# TEXT SHOWN
Top 10 Miners – And Who is focused on Green Steel

World’s top 20 biggest iron ore operations are listed in Mining.com

The top 5 miners (BHP, Vale, FMG, Rio, Arcelormitta) dig up iron ore which is about 60% iron ore, cart all of it to port, ship to China or India, ship coal there as well and then ship the steel globally. The energy and cost of shipping and transport costs are also huge.

Top 10 Miners https://www.mining.com/joint-venture/jv-article-ranked-worlds-top-10-iron-ore-producers-2022/

Mining and processing hematite and magnetite ores

High-grade hematite ore is referred to as direct shipping ore (DSO) as, once mined, the ore goes through a simple crushing and screening process before being exported for steel-making. Australia’s hematite DSO from the Hamersley province averages from 56% to 62% Fe.

Like hematite ores, magnetite ores require initial crushing and screening but also undergo a second stage of processing using the magnetic properties of the ore to produce a concentrate. Further processing of magnetite involves agglomeration and thermal treatment of the concentrate to produce pellets. These can be used directly in blast furnaces or in direct reduction steel-making plants. The pellets contain 65% to 70% Fe, a higher grade compared to the hematite DSO currently being exported from the Hamersley province. Additionally, when compared to hematite DSO, the magnetite pellets contain lower levels of impurities, such as phosphorous, sulphur and aluminium. Thus, magnetite pellets are a premium product and attract higher prices from steel makers. This offsets the lower ore grades and higher costs of production

Other Green Steel Technologies

Recently, Boston Metal, a startup in the USA have focused on Molten Oxide Electrolysis which uses electricity to turn iron ore into liquefied metal. Boston Metal claims it is the most efficient way of producing steel without carbon emissions, and the company plans to be producing a commercial quantity of green steel using this process from 2025. They are already producing liquid ion. Can they scale fast enough. They have the investors, including BHP/ Vale / BMW.

# WORK TASK 1
Write out the part of the iron ore text starting at "World’s top 20" and ending at "are also huge.".
# WORK TASK 2
According to the iron ore text, what iron content do magnetite pellets contain?
The records have no connection to the iron ore text.

# ENTRIES SHOWN
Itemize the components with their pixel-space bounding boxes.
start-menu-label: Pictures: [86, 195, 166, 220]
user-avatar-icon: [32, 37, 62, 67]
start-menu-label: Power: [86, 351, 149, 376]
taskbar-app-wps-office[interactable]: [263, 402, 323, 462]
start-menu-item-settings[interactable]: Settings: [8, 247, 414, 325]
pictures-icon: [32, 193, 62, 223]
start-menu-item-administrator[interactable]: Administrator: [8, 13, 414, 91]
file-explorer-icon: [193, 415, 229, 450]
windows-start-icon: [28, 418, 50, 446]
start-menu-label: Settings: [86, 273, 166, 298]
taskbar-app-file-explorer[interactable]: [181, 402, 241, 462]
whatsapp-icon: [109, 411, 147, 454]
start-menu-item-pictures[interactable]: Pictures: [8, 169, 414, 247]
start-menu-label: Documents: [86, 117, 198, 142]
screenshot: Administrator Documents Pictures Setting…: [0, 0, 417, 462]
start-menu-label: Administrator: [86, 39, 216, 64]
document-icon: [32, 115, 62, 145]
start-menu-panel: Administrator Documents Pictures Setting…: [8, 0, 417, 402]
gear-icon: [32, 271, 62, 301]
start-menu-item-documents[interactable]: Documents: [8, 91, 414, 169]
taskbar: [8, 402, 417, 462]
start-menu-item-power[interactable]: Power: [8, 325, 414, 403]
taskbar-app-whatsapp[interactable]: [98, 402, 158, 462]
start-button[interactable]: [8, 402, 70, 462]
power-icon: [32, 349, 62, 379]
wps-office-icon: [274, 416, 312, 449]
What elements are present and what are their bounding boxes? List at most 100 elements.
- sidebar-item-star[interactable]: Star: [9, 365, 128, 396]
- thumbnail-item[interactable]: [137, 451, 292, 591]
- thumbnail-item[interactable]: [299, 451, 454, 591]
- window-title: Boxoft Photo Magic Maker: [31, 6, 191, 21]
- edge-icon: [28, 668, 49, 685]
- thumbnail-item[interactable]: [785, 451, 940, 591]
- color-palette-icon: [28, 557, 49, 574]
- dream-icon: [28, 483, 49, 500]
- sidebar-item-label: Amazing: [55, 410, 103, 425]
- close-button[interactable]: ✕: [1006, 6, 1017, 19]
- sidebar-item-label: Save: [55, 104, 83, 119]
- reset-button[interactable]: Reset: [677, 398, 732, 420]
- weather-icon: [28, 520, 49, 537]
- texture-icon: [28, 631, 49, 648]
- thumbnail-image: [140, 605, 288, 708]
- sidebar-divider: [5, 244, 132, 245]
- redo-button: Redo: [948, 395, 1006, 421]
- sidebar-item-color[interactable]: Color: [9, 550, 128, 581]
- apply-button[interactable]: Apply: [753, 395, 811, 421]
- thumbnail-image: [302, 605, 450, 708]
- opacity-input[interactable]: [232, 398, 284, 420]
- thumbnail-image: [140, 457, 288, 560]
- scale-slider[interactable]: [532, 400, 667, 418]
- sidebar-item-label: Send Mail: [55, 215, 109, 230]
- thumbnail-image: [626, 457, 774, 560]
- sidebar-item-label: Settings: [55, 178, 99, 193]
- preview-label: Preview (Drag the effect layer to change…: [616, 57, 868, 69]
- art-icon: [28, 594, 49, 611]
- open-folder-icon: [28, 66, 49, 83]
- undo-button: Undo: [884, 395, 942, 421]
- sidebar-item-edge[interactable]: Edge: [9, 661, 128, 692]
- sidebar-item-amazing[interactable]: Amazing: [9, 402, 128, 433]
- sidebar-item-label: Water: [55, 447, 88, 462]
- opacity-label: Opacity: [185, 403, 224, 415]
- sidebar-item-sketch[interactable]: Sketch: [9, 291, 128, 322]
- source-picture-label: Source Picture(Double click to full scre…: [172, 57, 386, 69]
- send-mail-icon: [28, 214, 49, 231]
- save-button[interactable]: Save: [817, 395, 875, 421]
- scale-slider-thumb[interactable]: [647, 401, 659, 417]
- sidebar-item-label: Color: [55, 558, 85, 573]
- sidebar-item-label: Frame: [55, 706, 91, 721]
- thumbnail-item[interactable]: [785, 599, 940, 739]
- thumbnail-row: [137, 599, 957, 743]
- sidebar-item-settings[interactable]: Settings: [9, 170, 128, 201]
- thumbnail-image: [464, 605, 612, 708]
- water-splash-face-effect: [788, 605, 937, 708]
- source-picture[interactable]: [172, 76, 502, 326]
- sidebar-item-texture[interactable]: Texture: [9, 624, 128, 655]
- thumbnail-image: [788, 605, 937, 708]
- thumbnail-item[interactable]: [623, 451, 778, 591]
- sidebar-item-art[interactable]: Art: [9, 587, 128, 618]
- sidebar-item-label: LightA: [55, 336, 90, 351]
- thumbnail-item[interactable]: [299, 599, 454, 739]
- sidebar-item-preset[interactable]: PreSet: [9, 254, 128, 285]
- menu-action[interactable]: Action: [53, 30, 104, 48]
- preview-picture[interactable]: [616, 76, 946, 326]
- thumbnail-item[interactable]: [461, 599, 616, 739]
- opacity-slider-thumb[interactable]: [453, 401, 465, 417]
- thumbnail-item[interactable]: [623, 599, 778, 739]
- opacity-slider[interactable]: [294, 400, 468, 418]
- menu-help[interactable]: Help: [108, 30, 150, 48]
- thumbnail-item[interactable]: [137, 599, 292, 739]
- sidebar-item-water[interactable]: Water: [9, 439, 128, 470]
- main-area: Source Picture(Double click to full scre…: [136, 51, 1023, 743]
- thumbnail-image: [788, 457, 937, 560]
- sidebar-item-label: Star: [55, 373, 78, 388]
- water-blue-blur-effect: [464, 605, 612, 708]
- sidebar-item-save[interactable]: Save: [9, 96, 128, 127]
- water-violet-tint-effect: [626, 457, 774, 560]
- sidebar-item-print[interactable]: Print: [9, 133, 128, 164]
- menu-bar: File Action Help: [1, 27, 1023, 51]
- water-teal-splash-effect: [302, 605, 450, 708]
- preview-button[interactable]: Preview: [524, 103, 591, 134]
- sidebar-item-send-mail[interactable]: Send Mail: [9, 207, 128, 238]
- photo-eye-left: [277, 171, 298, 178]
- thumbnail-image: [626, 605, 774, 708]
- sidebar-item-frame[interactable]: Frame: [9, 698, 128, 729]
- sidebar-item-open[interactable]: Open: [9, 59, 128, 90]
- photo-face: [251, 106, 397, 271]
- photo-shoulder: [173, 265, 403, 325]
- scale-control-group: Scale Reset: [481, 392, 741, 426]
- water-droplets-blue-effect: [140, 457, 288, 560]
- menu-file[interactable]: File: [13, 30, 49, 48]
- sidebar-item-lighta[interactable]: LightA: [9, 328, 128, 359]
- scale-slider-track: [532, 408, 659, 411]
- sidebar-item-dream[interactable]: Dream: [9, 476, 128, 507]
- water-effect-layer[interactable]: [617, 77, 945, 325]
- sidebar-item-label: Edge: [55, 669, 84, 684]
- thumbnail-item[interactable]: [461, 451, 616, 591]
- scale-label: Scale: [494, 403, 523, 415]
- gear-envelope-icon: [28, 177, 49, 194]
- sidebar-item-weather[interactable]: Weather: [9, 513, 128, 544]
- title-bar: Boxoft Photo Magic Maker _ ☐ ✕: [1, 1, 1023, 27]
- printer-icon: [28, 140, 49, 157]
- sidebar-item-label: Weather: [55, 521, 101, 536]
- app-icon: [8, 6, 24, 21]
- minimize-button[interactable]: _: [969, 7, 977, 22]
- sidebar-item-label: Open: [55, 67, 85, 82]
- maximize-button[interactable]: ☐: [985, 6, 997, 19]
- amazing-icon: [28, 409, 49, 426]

# WRITTEN REPLY 1
World’s top 20 biggest iron ore operations are listed in Mining.com

The top 5 miners (BHP, Vale, FMG, Rio, Arcelormitta) dig up iron ore which is about 60% iron ore, cart all of it to port, ship to China or India, ship coal there as well and then ship the steel globally. The energy and cost of shipping and transport costs are also huge.

# WRITTEN REPLY 2
65% to 70% Fe.